# Work to be completed
Only lines with the string "image" matter here; gather them from the material below.

── Data to use

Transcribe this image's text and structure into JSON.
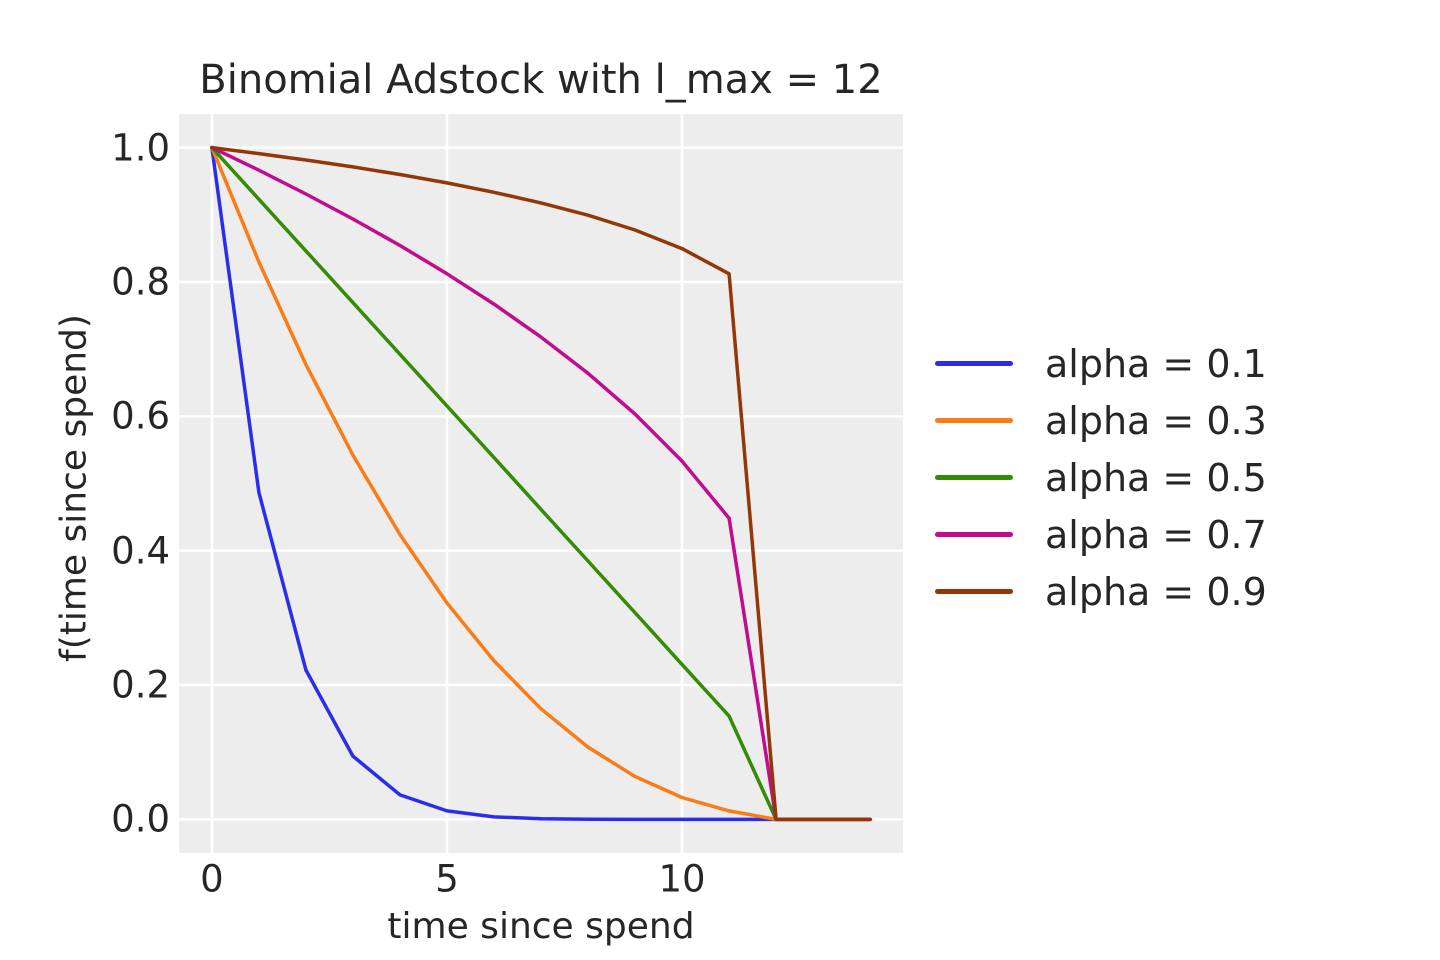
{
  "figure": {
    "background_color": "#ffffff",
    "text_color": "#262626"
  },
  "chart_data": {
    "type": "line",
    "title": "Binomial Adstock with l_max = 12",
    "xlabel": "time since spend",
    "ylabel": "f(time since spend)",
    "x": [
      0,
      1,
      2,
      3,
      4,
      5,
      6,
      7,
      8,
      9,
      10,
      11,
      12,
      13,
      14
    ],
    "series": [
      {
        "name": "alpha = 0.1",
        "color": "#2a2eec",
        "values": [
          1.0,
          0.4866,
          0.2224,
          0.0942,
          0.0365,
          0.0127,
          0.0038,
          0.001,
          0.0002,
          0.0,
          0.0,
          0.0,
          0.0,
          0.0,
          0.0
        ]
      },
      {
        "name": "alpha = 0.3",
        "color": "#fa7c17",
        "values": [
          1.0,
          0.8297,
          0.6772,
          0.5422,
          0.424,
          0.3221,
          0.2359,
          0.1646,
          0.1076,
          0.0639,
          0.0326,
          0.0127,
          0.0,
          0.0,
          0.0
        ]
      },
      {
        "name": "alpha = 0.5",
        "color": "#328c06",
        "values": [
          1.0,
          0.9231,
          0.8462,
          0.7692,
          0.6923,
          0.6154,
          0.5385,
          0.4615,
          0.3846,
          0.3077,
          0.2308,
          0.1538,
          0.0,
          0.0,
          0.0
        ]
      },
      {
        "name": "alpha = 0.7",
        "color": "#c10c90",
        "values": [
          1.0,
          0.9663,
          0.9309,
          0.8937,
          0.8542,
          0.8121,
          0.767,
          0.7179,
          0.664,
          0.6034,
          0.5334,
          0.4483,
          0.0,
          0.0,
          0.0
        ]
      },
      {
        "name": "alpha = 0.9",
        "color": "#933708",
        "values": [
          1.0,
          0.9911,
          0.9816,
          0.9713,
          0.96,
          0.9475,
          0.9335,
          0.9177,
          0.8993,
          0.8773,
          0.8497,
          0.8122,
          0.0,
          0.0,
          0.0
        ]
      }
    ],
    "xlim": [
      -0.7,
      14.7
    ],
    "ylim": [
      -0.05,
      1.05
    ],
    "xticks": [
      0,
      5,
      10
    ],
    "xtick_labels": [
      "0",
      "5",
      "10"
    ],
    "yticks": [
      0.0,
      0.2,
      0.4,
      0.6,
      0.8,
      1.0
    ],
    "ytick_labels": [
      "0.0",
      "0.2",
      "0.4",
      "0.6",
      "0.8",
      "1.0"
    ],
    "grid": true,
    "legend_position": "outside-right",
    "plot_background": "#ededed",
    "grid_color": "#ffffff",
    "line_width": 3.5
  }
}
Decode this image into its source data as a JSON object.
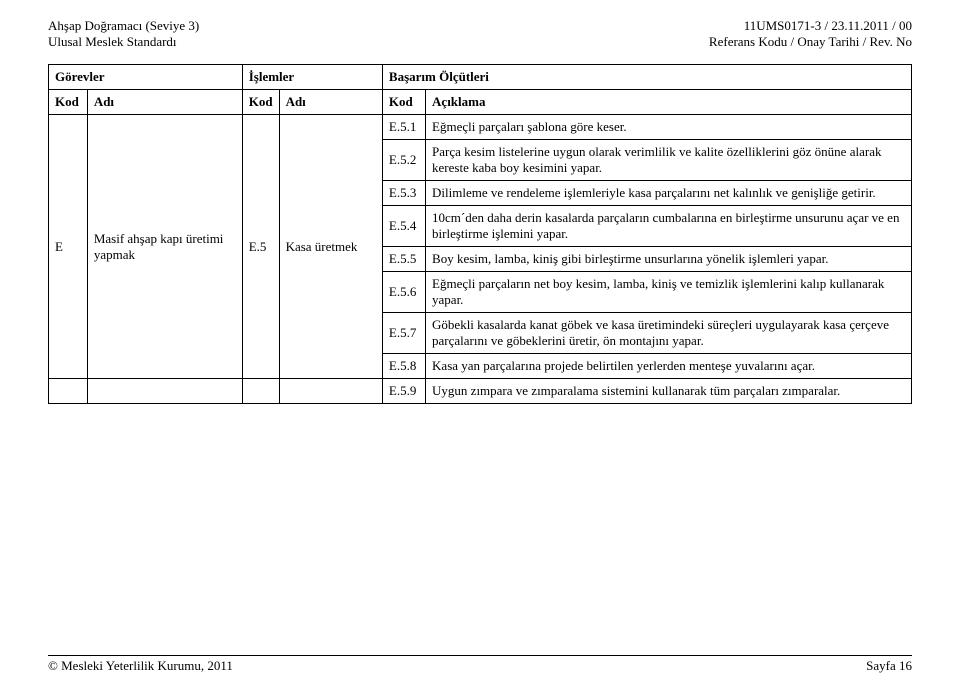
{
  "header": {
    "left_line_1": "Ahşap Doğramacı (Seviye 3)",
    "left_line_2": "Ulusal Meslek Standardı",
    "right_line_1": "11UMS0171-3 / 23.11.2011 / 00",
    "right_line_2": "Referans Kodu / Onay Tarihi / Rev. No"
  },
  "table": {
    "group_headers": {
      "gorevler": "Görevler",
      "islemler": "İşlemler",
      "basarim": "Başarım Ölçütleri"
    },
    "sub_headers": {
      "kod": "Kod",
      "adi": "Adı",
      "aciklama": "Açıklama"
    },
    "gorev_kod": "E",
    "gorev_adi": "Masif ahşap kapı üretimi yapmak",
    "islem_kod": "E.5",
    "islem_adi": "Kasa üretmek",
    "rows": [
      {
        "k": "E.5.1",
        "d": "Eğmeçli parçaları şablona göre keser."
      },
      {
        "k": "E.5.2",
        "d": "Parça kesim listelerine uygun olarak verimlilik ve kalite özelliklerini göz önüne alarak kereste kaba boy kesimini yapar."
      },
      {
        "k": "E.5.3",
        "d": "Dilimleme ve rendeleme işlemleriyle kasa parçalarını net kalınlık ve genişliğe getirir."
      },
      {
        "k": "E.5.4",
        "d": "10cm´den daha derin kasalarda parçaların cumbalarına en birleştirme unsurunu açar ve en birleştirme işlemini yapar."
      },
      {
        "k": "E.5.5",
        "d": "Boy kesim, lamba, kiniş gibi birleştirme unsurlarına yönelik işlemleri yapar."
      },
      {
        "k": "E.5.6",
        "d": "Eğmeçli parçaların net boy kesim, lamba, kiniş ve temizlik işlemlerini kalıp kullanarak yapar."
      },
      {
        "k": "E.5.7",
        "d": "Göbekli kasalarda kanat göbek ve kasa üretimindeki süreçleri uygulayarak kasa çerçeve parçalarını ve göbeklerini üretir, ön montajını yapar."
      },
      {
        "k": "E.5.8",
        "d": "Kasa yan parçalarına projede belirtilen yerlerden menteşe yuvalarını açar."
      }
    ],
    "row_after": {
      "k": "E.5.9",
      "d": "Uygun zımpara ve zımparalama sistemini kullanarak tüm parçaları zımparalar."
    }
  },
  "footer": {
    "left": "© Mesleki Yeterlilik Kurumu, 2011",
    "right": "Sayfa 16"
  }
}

────

# Result
Transcribe this image's text and structure into JSON.
Decode this image into its source data as a JSON object.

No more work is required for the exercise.